= Task instructions =
Repeat each entry in full, exactly.
===== Entries provided
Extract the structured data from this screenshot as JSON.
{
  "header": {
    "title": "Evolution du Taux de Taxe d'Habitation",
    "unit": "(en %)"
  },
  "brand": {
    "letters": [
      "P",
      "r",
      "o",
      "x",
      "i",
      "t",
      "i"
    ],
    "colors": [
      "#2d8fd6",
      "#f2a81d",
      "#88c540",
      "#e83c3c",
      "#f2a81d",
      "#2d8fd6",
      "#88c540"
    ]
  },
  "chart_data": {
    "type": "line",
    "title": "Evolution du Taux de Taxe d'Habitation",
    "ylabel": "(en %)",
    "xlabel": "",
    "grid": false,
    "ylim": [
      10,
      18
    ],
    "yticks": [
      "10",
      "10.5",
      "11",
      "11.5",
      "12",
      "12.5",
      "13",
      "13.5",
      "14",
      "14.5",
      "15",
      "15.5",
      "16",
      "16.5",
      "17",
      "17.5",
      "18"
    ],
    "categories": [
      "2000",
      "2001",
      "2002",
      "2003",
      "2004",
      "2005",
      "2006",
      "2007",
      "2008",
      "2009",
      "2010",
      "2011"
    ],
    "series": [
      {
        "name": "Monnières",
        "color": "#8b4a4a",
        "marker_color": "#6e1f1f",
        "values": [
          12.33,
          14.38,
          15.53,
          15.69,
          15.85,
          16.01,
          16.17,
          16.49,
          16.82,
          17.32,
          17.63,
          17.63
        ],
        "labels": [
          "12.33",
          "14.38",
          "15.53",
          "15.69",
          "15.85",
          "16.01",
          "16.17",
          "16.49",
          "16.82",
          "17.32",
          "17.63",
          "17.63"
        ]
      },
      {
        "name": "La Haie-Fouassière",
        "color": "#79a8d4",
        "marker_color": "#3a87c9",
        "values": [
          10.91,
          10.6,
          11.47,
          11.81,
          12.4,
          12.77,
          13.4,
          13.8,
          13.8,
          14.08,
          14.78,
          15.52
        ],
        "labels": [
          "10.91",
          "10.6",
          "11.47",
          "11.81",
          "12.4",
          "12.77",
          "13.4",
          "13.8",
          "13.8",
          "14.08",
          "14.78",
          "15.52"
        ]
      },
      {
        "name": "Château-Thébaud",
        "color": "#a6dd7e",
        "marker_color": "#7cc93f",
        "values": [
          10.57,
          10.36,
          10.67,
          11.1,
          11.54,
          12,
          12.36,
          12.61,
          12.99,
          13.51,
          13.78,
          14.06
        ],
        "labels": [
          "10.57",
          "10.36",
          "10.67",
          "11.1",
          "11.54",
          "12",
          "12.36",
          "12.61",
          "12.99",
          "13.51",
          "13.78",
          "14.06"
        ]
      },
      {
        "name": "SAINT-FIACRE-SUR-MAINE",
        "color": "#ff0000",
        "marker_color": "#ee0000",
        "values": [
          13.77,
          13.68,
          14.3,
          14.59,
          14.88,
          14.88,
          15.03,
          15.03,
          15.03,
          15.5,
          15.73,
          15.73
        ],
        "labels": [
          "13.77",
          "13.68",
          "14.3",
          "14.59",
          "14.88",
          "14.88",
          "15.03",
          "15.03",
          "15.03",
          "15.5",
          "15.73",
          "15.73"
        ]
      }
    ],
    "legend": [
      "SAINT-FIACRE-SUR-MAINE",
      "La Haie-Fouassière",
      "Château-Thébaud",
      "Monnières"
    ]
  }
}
==========
= Result of the task =
Extract the structured data from this screenshot as JSON.
{
  "header": {
    "title": "Evolution du Taux de Taxe d'Habitation",
    "unit": "(en %)"
  },
  "brand": {
    "letters": [
      "P",
      "r",
      "o",
      "x",
      "i",
      "t",
      "i"
    ],
    "colors": [
      "#2d8fd6",
      "#f2a81d",
      "#88c540",
      "#e83c3c",
      "#f2a81d",
      "#2d8fd6",
      "#88c540"
    ]
  },
  "chart_data": {
    "type": "line",
    "title": "Evolution du Taux de Taxe d'Habitation",
    "ylabel": "(en %)",
    "xlabel": "",
    "grid": false,
    "ylim": [
      10,
      18
    ],
    "yticks": [
      "10",
      "10.5",
      "11",
      "11.5",
      "12",
      "12.5",
      "13",
      "13.5",
      "14",
      "14.5",
      "15",
      "15.5",
      "16",
      "16.5",
      "17",
      "17.5",
      "18"
    ],
    "categories": [
      "2000",
      "2001",
      "2002",
      "2003",
      "2004",
      "2005",
      "2006",
      "2007",
      "2008",
      "2009",
      "2010",
      "2011"
    ],
    "series": [
      {
        "name": "Monnières",
        "color": "#8b4a4a",
        "marker_color": "#6e1f1f",
        "values": [
          12.33,
          14.38,
          15.53,
          15.69,
          15.85,
          16.01,
          16.17,
          16.49,
          16.82,
          17.32,
          17.63,
          17.63
        ],
        "labels": [
          "12.33",
          "14.38",
          "15.53",
          "15.69",
          "15.85",
          "16.01",
          "16.17",
          "16.49",
          "16.82",
          "17.32",
          "17.63",
          "17.63"
        ]
      },
      {
        "name": "La Haie-Fouassière",
        "color": "#79a8d4",
        "marker_color": "#3a87c9",
        "values": [
          10.91,
          10.6,
          11.47,
          11.81,
          12.4,
          12.77,
          13.4,
          13.8,
          13.8,
          14.08,
          14.78,
          15.52
        ],
        "labels": [
          "10.91",
          "10.6",
          "11.47",
          "11.81",
          "12.4",
          "12.77",
          "13.4",
          "13.8",
          "13.8",
          "14.08",
          "14.78",
          "15.52"
        ]
      },
      {
        "name": "Château-Thébaud",
        "color": "#a6dd7e",
        "marker_color": "#7cc93f",
        "values": [
          10.57,
          10.36,
          10.67,
          11.1,
          11.54,
          12,
          12.36,
          12.61,
          12.99,
          13.51,
          13.78,
          14.06
        ],
        "labels": [
          "10.57",
          "10.36",
          "10.67",
          "11.1",
          "11.54",
          "12",
          "12.36",
          "12.61",
          "12.99",
          "13.51",
          "13.78",
          "14.06"
        ]
      },
      {
        "name": "SAINT-FIACRE-SUR-MAINE",
        "color": "#ff0000",
        "marker_color": "#ee0000",
        "values": [
          13.77,
          13.68,
          14.3,
          14.59,
          14.88,
          14.88,
          15.03,
          15.03,
          15.03,
          15.5,
          15.73,
          15.73
        ],
        "labels": [
          "13.77",
          "13.68",
          "14.3",
          "14.59",
          "14.88",
          "14.88",
          "15.03",
          "15.03",
          "15.03",
          "15.5",
          "15.73",
          "15.73"
        ]
      }
    ],
    "legend": [
      "SAINT-FIACRE-SUR-MAINE",
      "La Haie-Fouassière",
      "Château-Thébaud",
      "Monnières"
    ]
  }
}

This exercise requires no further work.